Exercise description:
In this exercise, reproduce all the entries that follow exactly.

Data for this exercise:
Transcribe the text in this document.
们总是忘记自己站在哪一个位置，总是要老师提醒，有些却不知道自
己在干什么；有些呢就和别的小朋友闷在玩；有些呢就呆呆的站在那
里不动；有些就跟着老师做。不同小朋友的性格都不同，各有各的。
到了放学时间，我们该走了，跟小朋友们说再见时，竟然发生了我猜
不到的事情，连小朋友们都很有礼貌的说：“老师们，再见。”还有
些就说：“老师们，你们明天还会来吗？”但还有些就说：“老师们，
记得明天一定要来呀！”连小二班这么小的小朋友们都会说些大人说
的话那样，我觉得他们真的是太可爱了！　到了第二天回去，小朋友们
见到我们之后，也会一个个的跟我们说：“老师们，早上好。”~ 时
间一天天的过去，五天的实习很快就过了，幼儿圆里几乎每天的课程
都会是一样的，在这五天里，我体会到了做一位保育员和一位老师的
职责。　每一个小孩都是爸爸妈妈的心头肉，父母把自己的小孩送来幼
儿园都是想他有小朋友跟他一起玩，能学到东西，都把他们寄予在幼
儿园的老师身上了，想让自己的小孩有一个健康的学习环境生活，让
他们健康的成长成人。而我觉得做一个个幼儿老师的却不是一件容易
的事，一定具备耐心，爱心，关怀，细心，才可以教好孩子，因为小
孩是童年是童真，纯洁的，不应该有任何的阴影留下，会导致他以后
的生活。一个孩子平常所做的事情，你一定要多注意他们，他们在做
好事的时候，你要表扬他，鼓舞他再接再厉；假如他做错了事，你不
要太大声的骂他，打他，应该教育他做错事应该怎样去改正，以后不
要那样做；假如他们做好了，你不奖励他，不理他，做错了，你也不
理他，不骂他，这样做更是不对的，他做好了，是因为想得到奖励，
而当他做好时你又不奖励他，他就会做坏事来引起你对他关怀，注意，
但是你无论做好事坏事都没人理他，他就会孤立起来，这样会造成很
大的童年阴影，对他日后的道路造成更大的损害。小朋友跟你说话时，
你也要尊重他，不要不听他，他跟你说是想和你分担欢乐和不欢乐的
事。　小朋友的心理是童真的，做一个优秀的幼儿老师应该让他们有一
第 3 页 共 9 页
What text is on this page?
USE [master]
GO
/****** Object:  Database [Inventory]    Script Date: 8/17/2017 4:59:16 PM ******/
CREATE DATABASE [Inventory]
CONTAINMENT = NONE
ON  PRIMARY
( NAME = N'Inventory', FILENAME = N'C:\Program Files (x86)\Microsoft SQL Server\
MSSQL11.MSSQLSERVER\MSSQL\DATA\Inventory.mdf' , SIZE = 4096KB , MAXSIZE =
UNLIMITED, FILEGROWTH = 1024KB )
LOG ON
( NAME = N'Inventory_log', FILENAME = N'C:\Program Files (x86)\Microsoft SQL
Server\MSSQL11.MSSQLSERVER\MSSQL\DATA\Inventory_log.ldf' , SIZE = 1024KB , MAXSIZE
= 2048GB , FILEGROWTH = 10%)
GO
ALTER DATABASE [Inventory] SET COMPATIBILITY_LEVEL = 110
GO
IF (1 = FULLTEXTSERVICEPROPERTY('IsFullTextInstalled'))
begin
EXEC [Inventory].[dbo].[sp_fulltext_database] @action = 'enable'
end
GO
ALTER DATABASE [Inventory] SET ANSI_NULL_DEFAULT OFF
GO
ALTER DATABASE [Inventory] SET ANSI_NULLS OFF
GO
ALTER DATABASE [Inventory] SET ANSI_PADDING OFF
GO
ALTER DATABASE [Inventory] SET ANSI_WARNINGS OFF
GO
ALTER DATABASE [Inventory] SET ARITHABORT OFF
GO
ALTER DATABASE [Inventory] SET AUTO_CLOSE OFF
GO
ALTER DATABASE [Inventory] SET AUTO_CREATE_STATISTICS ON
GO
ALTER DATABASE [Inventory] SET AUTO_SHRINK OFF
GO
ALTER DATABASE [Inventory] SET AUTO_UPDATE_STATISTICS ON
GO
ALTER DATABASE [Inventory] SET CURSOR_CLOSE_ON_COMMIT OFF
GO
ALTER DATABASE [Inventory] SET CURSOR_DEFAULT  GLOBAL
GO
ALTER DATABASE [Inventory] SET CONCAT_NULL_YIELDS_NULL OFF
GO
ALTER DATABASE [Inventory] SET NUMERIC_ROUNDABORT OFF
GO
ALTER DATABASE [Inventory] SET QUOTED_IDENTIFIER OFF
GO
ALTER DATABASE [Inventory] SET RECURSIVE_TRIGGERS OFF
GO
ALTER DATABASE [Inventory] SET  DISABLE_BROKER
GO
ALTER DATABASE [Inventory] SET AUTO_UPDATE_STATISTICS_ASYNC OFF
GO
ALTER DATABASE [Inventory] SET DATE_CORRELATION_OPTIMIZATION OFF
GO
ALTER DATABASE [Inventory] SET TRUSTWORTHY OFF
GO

Task result:
Transcribe the text in this document.
们总是忘记自己站在哪一个位置，总是要老师提醒，有些却不知道自
己在干什么；有些呢就和别的小朋友闷在玩；有些呢就呆呆的站在那
里不动；有些就跟着老师做。不同小朋友的性格都不同，各有各的。
到了放学时间，我们该走了，跟小朋友们说再见时，竟然发生了我猜
不到的事情，连小朋友们都很有礼貌的说：“老师们，再见。”还有
些就说：“老师们，你们明天还会来吗？”但还有些就说：“老师们，
记得明天一定要来呀！”连小二班这么小的小朋友们都会说些大人说
的话那样，我觉得他们真的是太可爱了！　到了第二天回去，小朋友们
见到我们之后，也会一个个的跟我们说：“老师们，早上好。”~ 时
间一天天的过去，五天的实习很快就过了，幼儿圆里几乎每天的课程
都会是一样的，在这五天里，我体会到了做一位保育员和一位老师的
职责。　每一个小孩都是爸爸妈妈的心头肉，父母把自己的小孩送来幼
儿园都是想他有小朋友跟他一起玩，能学到东西，都把他们寄予在幼
儿园的老师身上了，想让自己的小孩有一个健康的学习环境生活，让
他们健康的成长成人。而我觉得做一个个幼儿老师的却不是一件容易
的事，一定具备耐心，爱心，关怀，细心，才可以教好孩子，因为小
孩是童年是童真，纯洁的，不应该有任何的阴影留下，会导致他以后
的生活。一个孩子平常所做的事情，你一定要多注意他们，他们在做
好事的时候，你要表扬他，鼓舞他再接再厉；假如他做错了事，你不
要太大声的骂他，打他，应该教育他做错事应该怎样去改正，以后不
要那样做；假如他们做好了，你不奖励他，不理他，做错了，你也不
理他，不骂他，这样做更是不对的，他做好了，是因为想得到奖励，
而当他做好时你又不奖励他，他就会做坏事来引起你对他关怀，注意，
但是你无论做好事坏事都没人理他，他就会孤立起来，这样会造成很
大的童年阴影，对他日后的道路造成更大的损害。小朋友跟你说话时，
你也要尊重他，不要不听他，他跟你说是想和你分担欢乐和不欢乐的
事。　小朋友的心理是童真的，做一个优秀的幼儿老师应该让他们有一
第 3 页 共 9 页
What text is on this page?
USE [master]
GO
/****** Object:  Database [Inventory]    Script Date: 8/17/2017 4:59:16 PM ******/
CREATE DATABASE [Inventory]
CONTAINMENT = NONE
ON  PRIMARY
( NAME = N'Inventory', FILENAME = N'C:\Program Files (x86)\Microsoft SQL Server\
MSSQL11.MSSQLSERVER\MSSQL\DATA\Inventory.mdf' , SIZE = 4096KB , MAXSIZE =
UNLIMITED, FILEGROWTH = 1024KB )
LOG ON
( NAME = N'Inventory_log', FILENAME = N'C:\Program Files (x86)\Microsoft SQL
Server\MSSQL11.MSSQLSERVER\MSSQL\DATA\Inventory_log.ldf' , SIZE = 1024KB , MAXSIZE
= 2048GB , FILEGROWTH = 10%)
GO
ALTER DATABASE [Inventory] SET COMPATIBILITY_LEVEL = 110
GO
IF (1 = FULLTEXTSERVICEPROPERTY('IsFullTextInstalled'))
begin
EXEC [Inventory].[dbo].[sp_fulltext_database] @action = 'enable'
end
GO
ALTER DATABASE [Inventory] SET ANSI_NULL_DEFAULT OFF
GO
ALTER DATABASE [Inventory] SET ANSI_NULLS OFF
GO
ALTER DATABASE [Inventory] SET ANSI_PADDING OFF
GO
ALTER DATABASE [Inventory] SET ANSI_WARNINGS OFF
GO
ALTER DATABASE [Inventory] SET ARITHABORT OFF
GO
ALTER DATABASE [Inventory] SET AUTO_CLOSE OFF
GO
ALTER DATABASE [Inventory] SET AUTO_CREATE_STATISTICS ON
GO
ALTER DATABASE [Inventory] SET AUTO_SHRINK OFF
GO
ALTER DATABASE [Inventory] SET AUTO_UPDATE_STATISTICS ON
GO
ALTER DATABASE [Inventory] SET CURSOR_CLOSE_ON_COMMIT OFF
GO
ALTER DATABASE [Inventory] SET CURSOR_DEFAULT  GLOBAL
GO
ALTER DATABASE [Inventory] SET CONCAT_NULL_YIELDS_NULL OFF
GO
ALTER DATABASE [Inventory] SET NUMERIC_ROUNDABORT OFF
GO
ALTER DATABASE [Inventory] SET QUOTED_IDENTIFIER OFF
GO
ALTER DATABASE [Inventory] SET RECURSIVE_TRIGGERS OFF
GO
ALTER DATABASE [Inventory] SET  DISABLE_BROKER
GO
ALTER DATABASE [Inventory] SET AUTO_UPDATE_STATISTICS_ASYNC OFF
GO
ALTER DATABASE [Inventory] SET DATE_CORRELATION_OPTIMIZATION OFF
GO
ALTER DATABASE [Inventory] SET TRUSTWORTHY OFF
GO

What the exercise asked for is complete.